**SUPPLIED RECORDS:**
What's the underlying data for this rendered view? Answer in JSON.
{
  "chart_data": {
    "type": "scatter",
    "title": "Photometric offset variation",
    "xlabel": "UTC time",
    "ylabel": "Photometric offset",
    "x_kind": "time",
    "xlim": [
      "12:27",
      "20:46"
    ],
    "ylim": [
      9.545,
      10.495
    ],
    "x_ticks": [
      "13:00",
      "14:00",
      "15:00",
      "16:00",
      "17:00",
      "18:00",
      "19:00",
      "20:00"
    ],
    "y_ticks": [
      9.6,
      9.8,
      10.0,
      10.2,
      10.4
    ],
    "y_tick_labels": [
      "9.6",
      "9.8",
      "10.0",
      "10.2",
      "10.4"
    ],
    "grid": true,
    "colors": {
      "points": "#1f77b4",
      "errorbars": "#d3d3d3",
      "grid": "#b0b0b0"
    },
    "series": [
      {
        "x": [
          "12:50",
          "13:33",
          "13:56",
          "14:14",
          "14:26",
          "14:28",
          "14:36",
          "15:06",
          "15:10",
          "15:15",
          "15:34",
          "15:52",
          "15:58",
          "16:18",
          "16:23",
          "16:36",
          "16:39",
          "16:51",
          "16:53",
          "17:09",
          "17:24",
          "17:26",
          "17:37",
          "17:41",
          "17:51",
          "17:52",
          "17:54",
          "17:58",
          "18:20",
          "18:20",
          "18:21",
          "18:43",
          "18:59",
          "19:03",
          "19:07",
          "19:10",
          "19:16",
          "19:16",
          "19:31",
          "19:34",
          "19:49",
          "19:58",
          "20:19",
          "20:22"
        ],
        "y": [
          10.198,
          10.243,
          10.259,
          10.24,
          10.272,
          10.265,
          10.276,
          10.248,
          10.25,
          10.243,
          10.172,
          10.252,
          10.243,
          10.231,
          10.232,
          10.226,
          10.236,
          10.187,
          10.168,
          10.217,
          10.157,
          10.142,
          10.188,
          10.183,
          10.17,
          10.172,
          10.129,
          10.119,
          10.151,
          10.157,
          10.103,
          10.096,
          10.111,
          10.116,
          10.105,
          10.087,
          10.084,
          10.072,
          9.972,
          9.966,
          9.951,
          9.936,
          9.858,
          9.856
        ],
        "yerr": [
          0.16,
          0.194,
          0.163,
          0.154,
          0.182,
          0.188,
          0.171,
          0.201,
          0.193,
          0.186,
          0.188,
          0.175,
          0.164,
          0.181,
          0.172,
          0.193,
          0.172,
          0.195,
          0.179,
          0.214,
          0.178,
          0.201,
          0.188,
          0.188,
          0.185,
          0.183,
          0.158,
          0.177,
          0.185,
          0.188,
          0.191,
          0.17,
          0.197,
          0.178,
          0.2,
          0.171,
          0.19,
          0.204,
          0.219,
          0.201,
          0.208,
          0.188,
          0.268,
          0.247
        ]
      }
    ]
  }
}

**WORK TO BE COMPLETED:** Using the entries above, return each line that includes the word "offset".

**RESPONSE BELOW:**
    "title": "Photometric offset variation",
    "ylabel": "Photometric offset",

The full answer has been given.